━━ Material provided

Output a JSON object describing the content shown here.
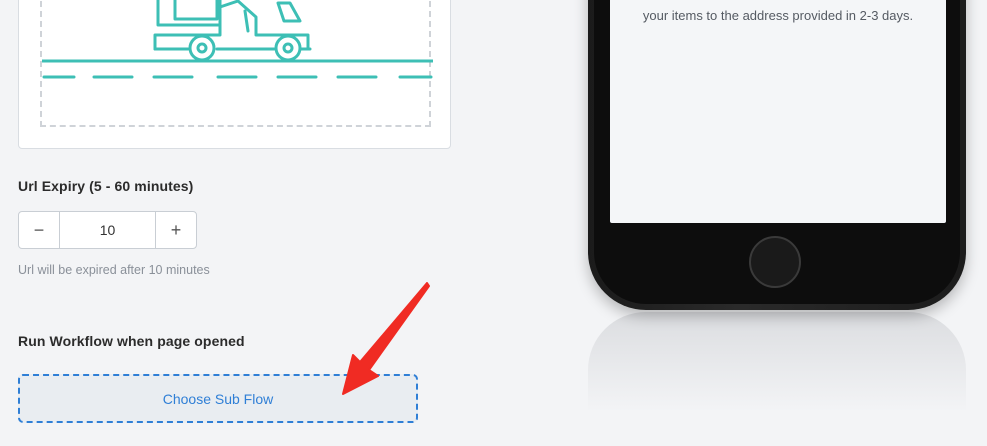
{
  "form": {
    "url_expiry": {
      "label": "Url Expiry (5 - 60 minutes)",
      "value": "10",
      "minus_symbol": "−",
      "plus_symbol": "+",
      "hint": "Url will be expired after 10 minutes"
    },
    "workflow": {
      "label": "Run Workflow when page opened",
      "choose_button": "Choose Sub Flow"
    }
  },
  "preview": {
    "screen_text": "your items to the address provided in 2-3 days."
  },
  "colors": {
    "truck": "#3dbfb5",
    "accent": "#2f7fd6",
    "arrow": "#f02b23"
  }
}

━━━━

What the exercise asks –
With the pictures omitted, reproduce the records in full and exactly.

Answer to the task –
Output a JSON object describing the content shown here.
{
  "form": {
    "url_expiry": {
      "label": "Url Expiry (5 - 60 minutes)",
      "value": "10",
      "minus_symbol": "−",
      "plus_symbol": "+",
      "hint": "Url will be expired after 10 minutes"
    },
    "workflow": {
      "label": "Run Workflow when page opened",
      "choose_button": "Choose Sub Flow"
    }
  },
  "preview": {
    "screen_text": "your items to the address provided in 2-3 days."
  },
  "colors": {
    "truck": "#3dbfb5",
    "accent": "#2f7fd6",
    "arrow": "#f02b23"
  }
}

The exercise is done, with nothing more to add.